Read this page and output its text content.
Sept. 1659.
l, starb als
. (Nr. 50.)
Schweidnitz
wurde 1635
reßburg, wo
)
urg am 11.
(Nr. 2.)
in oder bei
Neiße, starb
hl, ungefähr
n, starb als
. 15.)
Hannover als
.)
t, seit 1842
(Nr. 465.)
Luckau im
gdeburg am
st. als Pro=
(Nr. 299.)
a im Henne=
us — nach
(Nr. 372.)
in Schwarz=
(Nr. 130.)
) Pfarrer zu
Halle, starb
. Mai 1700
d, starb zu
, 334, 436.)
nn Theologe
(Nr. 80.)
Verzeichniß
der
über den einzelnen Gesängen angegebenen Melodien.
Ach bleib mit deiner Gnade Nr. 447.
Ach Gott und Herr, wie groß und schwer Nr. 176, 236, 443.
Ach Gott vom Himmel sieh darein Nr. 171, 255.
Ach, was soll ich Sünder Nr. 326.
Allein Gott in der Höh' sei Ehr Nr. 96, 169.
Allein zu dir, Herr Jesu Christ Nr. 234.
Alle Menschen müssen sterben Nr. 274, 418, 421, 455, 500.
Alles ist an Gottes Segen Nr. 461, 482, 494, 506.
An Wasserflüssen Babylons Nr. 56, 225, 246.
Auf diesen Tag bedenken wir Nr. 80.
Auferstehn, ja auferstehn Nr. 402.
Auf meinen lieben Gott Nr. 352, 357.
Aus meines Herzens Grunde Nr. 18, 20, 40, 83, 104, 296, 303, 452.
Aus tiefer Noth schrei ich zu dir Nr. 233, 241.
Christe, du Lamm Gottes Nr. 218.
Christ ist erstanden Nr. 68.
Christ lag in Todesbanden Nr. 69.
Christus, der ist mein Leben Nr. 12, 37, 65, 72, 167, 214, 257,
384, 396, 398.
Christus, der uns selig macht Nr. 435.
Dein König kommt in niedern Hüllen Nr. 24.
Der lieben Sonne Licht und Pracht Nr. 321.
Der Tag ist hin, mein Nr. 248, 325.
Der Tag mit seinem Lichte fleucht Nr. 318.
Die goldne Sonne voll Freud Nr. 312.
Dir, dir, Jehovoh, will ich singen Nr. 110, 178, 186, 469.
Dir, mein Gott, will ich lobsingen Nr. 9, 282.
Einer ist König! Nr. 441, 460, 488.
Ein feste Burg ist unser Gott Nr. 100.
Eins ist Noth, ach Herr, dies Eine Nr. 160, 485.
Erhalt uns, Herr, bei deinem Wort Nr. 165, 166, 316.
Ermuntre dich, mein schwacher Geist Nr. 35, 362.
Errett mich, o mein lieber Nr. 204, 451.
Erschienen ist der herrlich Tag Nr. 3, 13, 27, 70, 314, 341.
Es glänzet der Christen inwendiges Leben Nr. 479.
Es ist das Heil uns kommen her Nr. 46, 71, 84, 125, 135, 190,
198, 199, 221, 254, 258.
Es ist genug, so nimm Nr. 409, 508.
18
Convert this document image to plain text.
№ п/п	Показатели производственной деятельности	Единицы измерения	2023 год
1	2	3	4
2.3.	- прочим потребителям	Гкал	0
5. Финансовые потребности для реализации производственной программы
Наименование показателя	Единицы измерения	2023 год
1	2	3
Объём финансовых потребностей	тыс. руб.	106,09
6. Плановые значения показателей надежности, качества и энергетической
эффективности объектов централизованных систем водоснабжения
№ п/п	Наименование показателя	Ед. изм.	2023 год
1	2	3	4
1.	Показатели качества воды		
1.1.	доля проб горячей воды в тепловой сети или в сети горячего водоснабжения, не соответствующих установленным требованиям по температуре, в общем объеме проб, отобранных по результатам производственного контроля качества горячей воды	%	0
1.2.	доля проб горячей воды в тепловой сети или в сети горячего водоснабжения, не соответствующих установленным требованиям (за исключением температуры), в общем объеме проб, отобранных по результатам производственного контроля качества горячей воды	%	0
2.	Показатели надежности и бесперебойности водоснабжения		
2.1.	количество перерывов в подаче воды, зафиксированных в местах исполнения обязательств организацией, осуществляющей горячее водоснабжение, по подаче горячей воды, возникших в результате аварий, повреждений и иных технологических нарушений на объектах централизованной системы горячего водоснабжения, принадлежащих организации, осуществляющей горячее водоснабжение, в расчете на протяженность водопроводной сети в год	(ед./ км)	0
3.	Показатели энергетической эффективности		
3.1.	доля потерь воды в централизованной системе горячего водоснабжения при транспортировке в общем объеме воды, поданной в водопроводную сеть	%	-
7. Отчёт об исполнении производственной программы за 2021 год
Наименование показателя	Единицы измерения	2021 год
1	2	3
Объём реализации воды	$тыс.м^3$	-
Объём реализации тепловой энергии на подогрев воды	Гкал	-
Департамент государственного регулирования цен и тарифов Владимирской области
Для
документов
________________________
Check each line of the records above for "эффективности", and copy those that have it.

(SOLUTION TO THE PROBLEM)
эффективности объектов централизованных систем водоснабжения
3.	Показатели энергетической эффективности		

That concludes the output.